→ GOAL OF THE EXERCISE
Without skipping anything, write out each record below exactly.

→ DATA ENTRIES
----------
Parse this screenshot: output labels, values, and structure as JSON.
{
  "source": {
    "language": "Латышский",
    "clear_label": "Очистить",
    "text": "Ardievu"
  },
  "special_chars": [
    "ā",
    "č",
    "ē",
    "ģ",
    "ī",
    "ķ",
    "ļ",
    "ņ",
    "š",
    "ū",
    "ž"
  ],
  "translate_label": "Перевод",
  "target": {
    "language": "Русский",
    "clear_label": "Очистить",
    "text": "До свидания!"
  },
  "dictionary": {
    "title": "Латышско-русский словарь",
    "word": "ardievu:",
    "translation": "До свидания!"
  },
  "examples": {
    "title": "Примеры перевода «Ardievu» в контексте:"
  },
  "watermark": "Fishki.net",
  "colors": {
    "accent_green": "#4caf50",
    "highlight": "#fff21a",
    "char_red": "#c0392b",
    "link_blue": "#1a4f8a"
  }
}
----------
→ COMPLETED TASK
Parse this screenshot: output labels, values, and structure as JSON.
{
  "source": {
    "language": "Латышский",
    "clear_label": "Очистить",
    "text": "Ardievu"
  },
  "special_chars": [
    "ā",
    "č",
    "ē",
    "ģ",
    "ī",
    "ķ",
    "ļ",
    "ņ",
    "š",
    "ū",
    "ž"
  ],
  "translate_label": "Перевод",
  "target": {
    "language": "Русский",
    "clear_label": "Очистить",
    "text": "До свидания!"
  },
  "dictionary": {
    "title": "Латышско-русский словарь",
    "word": "ardievu:",
    "translation": "До свидания!"
  },
  "examples": {
    "title": "Примеры перевода «Ardievu» в контексте:"
  },
  "watermark": "Fishki.net",
  "colors": {
    "accent_green": "#4caf50",
    "highlight": "#fff21a",
    "char_red": "#c0392b",
    "link_blue": "#1a4f8a"
  }
}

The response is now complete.